**Description of the task**:
Extract every line of the material below and reproduce it faithfully.

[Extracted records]
-- BEGIN --

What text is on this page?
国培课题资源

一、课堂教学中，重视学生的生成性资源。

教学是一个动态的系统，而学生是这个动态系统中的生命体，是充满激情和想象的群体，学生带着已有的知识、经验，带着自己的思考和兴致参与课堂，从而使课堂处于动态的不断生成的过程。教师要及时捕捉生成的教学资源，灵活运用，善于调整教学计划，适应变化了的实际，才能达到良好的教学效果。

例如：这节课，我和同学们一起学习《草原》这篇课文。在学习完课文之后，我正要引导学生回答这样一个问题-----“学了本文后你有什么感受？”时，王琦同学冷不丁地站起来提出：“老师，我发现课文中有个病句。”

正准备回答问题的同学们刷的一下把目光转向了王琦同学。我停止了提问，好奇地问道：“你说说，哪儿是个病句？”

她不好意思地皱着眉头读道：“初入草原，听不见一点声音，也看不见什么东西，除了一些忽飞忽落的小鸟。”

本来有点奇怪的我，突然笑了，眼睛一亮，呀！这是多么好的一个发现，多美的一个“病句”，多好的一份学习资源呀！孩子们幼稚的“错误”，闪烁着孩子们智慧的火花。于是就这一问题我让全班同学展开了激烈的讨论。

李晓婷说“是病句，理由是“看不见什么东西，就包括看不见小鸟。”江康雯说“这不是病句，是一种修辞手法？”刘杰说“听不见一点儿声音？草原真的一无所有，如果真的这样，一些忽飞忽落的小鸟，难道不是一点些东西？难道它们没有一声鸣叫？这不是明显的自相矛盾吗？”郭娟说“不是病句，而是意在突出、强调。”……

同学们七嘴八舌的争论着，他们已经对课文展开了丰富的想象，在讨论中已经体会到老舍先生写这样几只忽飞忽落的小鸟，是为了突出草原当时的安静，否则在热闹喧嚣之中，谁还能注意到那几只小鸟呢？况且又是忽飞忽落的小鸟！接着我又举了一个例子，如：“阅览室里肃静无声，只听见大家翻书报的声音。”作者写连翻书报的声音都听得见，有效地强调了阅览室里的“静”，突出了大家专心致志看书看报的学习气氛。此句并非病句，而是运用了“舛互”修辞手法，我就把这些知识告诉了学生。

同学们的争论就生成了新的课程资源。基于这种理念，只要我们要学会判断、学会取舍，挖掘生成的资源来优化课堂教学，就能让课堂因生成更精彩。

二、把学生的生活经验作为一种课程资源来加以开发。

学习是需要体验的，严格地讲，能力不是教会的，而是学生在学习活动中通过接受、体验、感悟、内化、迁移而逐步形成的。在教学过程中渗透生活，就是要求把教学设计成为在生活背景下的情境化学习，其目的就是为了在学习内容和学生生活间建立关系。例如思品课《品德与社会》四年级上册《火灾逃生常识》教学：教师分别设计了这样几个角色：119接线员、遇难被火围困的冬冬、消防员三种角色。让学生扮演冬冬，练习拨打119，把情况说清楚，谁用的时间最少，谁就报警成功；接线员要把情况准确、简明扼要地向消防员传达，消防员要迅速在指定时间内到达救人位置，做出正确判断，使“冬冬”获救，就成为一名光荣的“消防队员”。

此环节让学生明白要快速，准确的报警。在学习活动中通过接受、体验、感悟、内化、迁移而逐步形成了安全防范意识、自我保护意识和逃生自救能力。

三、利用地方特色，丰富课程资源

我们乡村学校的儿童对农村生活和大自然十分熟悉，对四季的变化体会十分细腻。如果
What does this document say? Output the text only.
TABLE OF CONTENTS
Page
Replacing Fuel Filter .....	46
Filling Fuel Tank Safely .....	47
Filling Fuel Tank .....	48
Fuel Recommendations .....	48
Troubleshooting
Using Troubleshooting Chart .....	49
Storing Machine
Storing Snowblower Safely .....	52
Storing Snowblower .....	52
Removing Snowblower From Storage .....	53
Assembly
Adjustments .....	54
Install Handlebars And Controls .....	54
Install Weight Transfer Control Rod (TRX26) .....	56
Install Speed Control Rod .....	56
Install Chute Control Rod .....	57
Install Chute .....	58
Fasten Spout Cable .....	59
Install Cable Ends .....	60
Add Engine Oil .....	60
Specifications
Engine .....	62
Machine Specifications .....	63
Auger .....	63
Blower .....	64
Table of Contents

-- END --

**Solution to the exercise**:
What text is on this page?
国培课题资源

一、课堂教学中，重视学生的生成性资源。

教学是一个动态的系统，而学生是这个动态系统中的生命体，是充满激情和想象的群体，学生带着已有的知识、经验，带着自己的思考和兴致参与课堂，从而使课堂处于动态的不断生成的过程。教师要及时捕捉生成的教学资源，灵活运用，善于调整教学计划，适应变化了的实际，才能达到良好的教学效果。

例如：这节课，我和同学们一起学习《草原》这篇课文。在学习完课文之后，我正要引导学生回答这样一个问题-----“学了本文后你有什么感受？”时，王琦同学冷不丁地站起来提出：“老师，我发现课文中有个病句。”

正准备回答问题的同学们刷的一下把目光转向了王琦同学。我停止了提问，好奇地问道：“你说说，哪儿是个病句？”

她不好意思地皱着眉头读道：“初入草原，听不见一点声音，也看不见什么东西，除了一些忽飞忽落的小鸟。”

本来有点奇怪的我，突然笑了，眼睛一亮，呀！这是多么好的一个发现，多美的一个“病句”，多好的一份学习资源呀！孩子们幼稚的“错误”，闪烁着孩子们智慧的火花。于是就这一问题我让全班同学展开了激烈的讨论。

李晓婷说“是病句，理由是“看不见什么东西，就包括看不见小鸟。”江康雯说“这不是病句，是一种修辞手法？”刘杰说“听不见一点儿声音？草原真的一无所有，如果真的这样，一些忽飞忽落的小鸟，难道不是一点些东西？难道它们没有一声鸣叫？这不是明显的自相矛盾吗？”郭娟说“不是病句，而是意在突出、强调。”……

同学们七嘴八舌的争论着，他们已经对课文展开了丰富的想象，在讨论中已经体会到老舍先生写这样几只忽飞忽落的小鸟，是为了突出草原当时的安静，否则在热闹喧嚣之中，谁还能注意到那几只小鸟呢？况且又是忽飞忽落的小鸟！接着我又举了一个例子，如：“阅览室里肃静无声，只听见大家翻书报的声音。”作者写连翻书报的声音都听得见，有效地强调了阅览室里的“静”，突出了大家专心致志看书看报的学习气氛。此句并非病句，而是运用了“舛互”修辞手法，我就把这些知识告诉了学生。

同学们的争论就生成了新的课程资源。基于这种理念，只要我们要学会判断、学会取舍，挖掘生成的资源来优化课堂教学，就能让课堂因生成更精彩。

二、把学生的生活经验作为一种课程资源来加以开发。

学习是需要体验的，严格地讲，能力不是教会的，而是学生在学习活动中通过接受、体验、感悟、内化、迁移而逐步形成的。在教学过程中渗透生活，就是要求把教学设计成为在生活背景下的情境化学习，其目的就是为了在学习内容和学生生活间建立关系。例如思品课《品德与社会》四年级上册《火灾逃生常识》教学：教师分别设计了这样几个角色：119接线员、遇难被火围困的冬冬、消防员三种角色。让学生扮演冬冬，练习拨打119，把情况说清楚，谁用的时间最少，谁就报警成功；接线员要把情况准确、简明扼要地向消防员传达，消防员要迅速在指定时间内到达救人位置，做出正确判断，使“冬冬”获救，就成为一名光荣的“消防队员”。

此环节让学生明白要快速，准确的报警。在学习活动中通过接受、体验、感悟、内化、迁移而逐步形成了安全防范意识、自我保护意识和逃生自救能力。

三、利用地方特色，丰富课程资源

我们乡村学校的儿童对农村生活和大自然十分熟悉，对四季的变化体会十分细腻。如果
What does this document say? Output the text only.
TABLE OF CONTENTS
Page
Replacing Fuel Filter .....	46
Filling Fuel Tank Safely .....	47
Filling Fuel Tank .....	48
Fuel Recommendations .....	48
Troubleshooting
Using Troubleshooting Chart .....	49
Storing Machine
Storing Snowblower Safely .....	52
Storing Snowblower .....	52
Removing Snowblower From Storage .....	53
Assembly
Adjustments .....	54
Install Handlebars And Controls .....	54
Install Weight Transfer Control Rod (TRX26) .....	56
Install Speed Control Rod .....	56
Install Chute Control Rod .....	57
Install Chute .....	58
Fasten Spout Cable .....	59
Install Cable Ends .....	60
Add Engine Oil .....	60
Specifications
Engine .....	62
Machine Specifications .....	63
Auger .....	63
Blower .....	64
Table of Contents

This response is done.